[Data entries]
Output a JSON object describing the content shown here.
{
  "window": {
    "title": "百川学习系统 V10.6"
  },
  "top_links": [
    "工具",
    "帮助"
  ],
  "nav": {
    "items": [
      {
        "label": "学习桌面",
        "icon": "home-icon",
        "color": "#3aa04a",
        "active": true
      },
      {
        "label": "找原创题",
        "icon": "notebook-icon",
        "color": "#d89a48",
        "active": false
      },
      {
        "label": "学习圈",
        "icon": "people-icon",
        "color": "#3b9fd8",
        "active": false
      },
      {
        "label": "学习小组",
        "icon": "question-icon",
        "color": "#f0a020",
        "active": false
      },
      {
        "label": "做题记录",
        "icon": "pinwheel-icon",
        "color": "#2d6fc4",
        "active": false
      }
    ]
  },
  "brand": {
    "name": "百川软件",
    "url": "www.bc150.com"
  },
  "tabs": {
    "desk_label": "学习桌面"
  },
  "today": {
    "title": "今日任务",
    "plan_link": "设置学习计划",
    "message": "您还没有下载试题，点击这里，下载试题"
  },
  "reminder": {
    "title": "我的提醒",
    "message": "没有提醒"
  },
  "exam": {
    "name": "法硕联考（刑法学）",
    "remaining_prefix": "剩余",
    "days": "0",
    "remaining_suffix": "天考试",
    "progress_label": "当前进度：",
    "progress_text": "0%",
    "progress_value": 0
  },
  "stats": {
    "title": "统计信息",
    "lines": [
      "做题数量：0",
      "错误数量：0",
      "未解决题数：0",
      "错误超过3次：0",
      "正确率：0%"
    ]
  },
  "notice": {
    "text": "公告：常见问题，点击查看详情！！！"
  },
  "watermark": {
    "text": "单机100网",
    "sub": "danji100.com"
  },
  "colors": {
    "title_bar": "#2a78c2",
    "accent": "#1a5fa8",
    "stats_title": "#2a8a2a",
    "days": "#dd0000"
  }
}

**DO THIS:** Copy each line of the listing that includes "icon".

**EXPECTED ANSWER:**
        "icon": "home-icon",
        "icon": "notebook-icon",
        "icon": "people-icon",
        "icon": "question-icon",
        "icon": "pinwheel-icon",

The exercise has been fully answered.